- _WHAT YOU NEED TO DO_: Locate the lines of the listing below that hold "JSON", then copy each of them.
[START OF DATA FOR PROCESSING]
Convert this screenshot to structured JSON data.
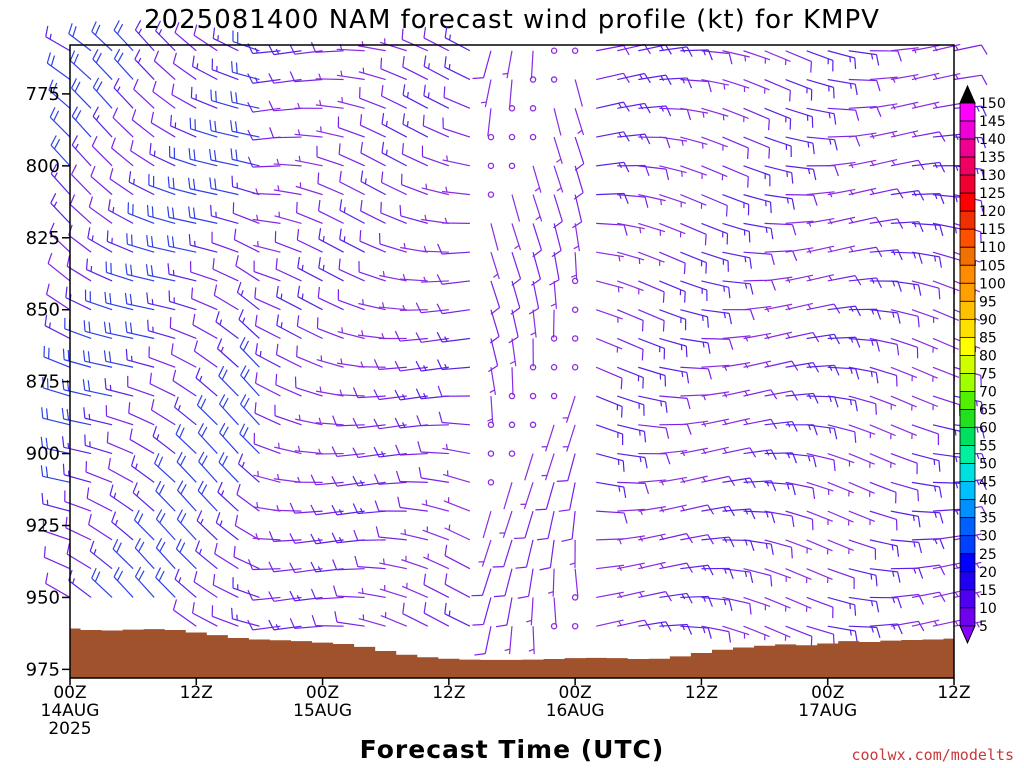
{
  "chart_data": {
    "type": "wind_barb_time_height",
    "title": "2025081400 NAM forecast wind profile (kt) for KMPV",
    "xlabel": "Forecast Time (UTC)",
    "ylabel": "",
    "x_range_hours": [
      0,
      84
    ],
    "x_ticks": [
      {
        "hour": 0,
        "lines": [
          "00Z",
          "14AUG",
          "2025"
        ]
      },
      {
        "hour": 12,
        "lines": [
          "12Z"
        ]
      },
      {
        "hour": 24,
        "lines": [
          "00Z",
          "15AUG"
        ]
      },
      {
        "hour": 36,
        "lines": [
          "12Z"
        ]
      },
      {
        "hour": 48,
        "lines": [
          "00Z",
          "16AUG"
        ]
      },
      {
        "hour": 60,
        "lines": [
          "12Z"
        ]
      },
      {
        "hour": 72,
        "lines": [
          "00Z",
          "17AUG"
        ]
      },
      {
        "hour": 84,
        "lines": [
          "12Z"
        ]
      }
    ],
    "y_range_hpa": [
      758,
      978
    ],
    "y_ticks": [
      775,
      800,
      825,
      850,
      875,
      900,
      925,
      950,
      975
    ],
    "levels_hpa": [
      760,
      770,
      780,
      790,
      800,
      810,
      820,
      830,
      840,
      850,
      860,
      870,
      880,
      890,
      900,
      910,
      920,
      930,
      940,
      950,
      960,
      970
    ],
    "time_step_hours": 2,
    "colorbar": {
      "ticks": [
        "150",
        "145",
        "140",
        "135",
        "130",
        "125",
        "120",
        "115",
        "110",
        "105",
        "100",
        "95",
        "90",
        "85",
        "80",
        "75",
        "70",
        "65",
        "60",
        "55",
        "50",
        "45",
        "40",
        "35",
        "30",
        "25",
        "20",
        "15",
        "10",
        "5"
      ],
      "colors": [
        "#ff00ff",
        "#f000d8",
        "#f00090",
        "#f00060",
        "#f00030",
        "#ff0000",
        "#f03000",
        "#ff5000",
        "#f07000",
        "#ff8c00",
        "#ffa000",
        "#ffc000",
        "#ffe000",
        "#ffff00",
        "#d0ff00",
        "#a0ff00",
        "#50f000",
        "#20e020",
        "#00e060",
        "#00f0a0",
        "#00e0e0",
        "#00c0ff",
        "#0090ff",
        "#0060ff",
        "#0040ff",
        "#0000ff",
        "#2000f0",
        "#5000f0",
        "#7000f0"
      ]
    },
    "terrain": {
      "color": "#a0522d",
      "surface_pressure_hpa": [
        960.8,
        961.3,
        961.5,
        961.2,
        961.0,
        961.3,
        962.2,
        963.1,
        964.1,
        964.6,
        964.9,
        965.2,
        965.7,
        966.2,
        967.2,
        968.6,
        969.9,
        970.8,
        971.3,
        971.6,
        971.7,
        971.7,
        971.6,
        971.4,
        971.1,
        971.0,
        971.1,
        971.4,
        971.3,
        970.5,
        969.3,
        968.2,
        967.4,
        966.8,
        966.3,
        966.6,
        966.0,
        965.2,
        965.5,
        965.0,
        964.8,
        964.6,
        964.3
      ]
    },
    "wind_regimes": [
      {
        "hours": [
          0,
          20
        ],
        "dir_deg": 300,
        "speed_kt_range": [
          12,
          24
        ]
      },
      {
        "hours": [
          20,
          40
        ],
        "dir_deg": 280,
        "speed_kt_range": [
          8,
          15
        ]
      },
      {
        "hours": [
          40,
          50
        ],
        "dir_deg": 180,
        "speed_kt_range": [
          0,
          12
        ]
      },
      {
        "hours": [
          50,
          84
        ],
        "dir_deg": 95,
        "speed_kt_range": [
          6,
          18
        ]
      }
    ],
    "credit": "coolwx.com/modelts"
  }
}
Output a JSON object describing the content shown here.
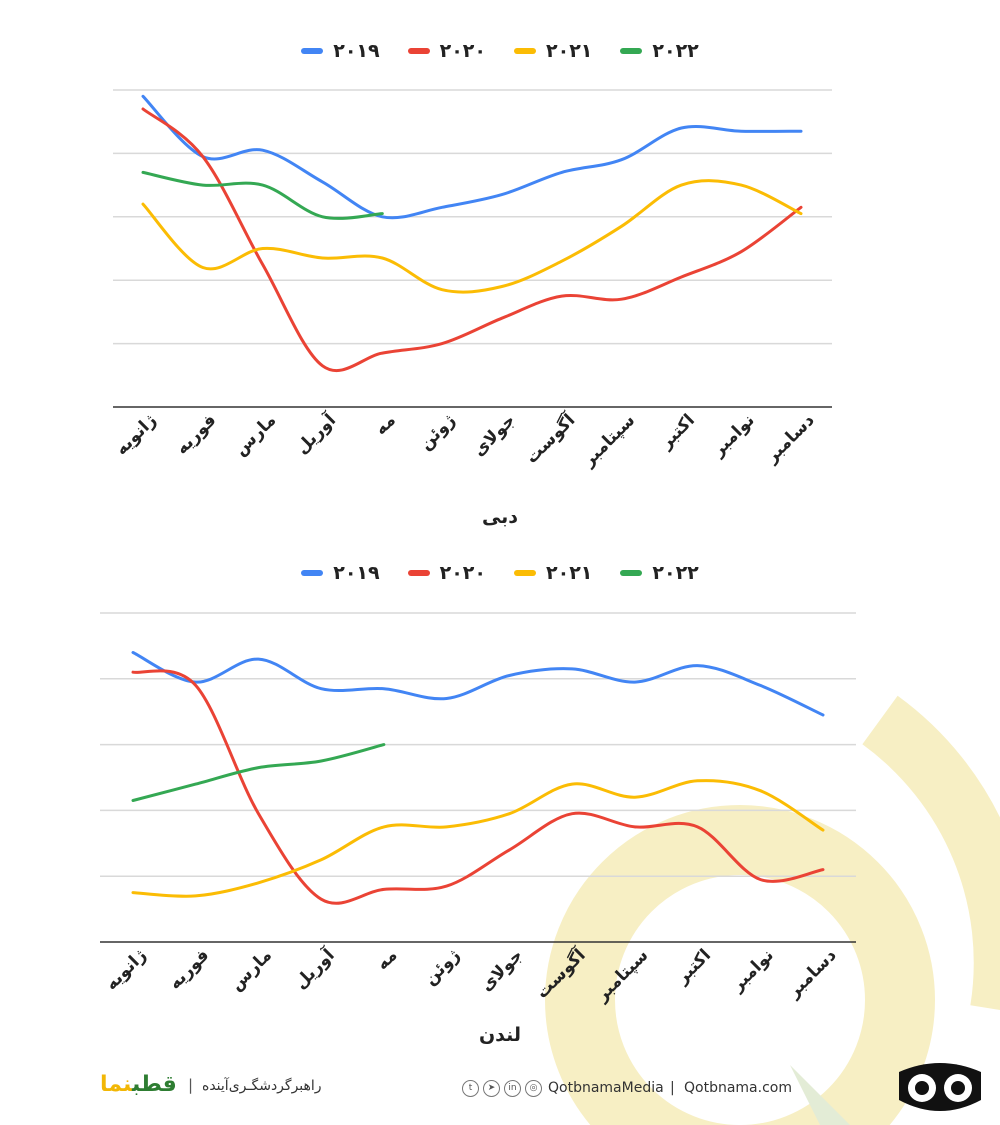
[END OF DATA FOR PROCESSING]
- _TASK SOLUTION_:
Convert this screenshot to structured JSON data.
Output a JSON object describing the content shown here.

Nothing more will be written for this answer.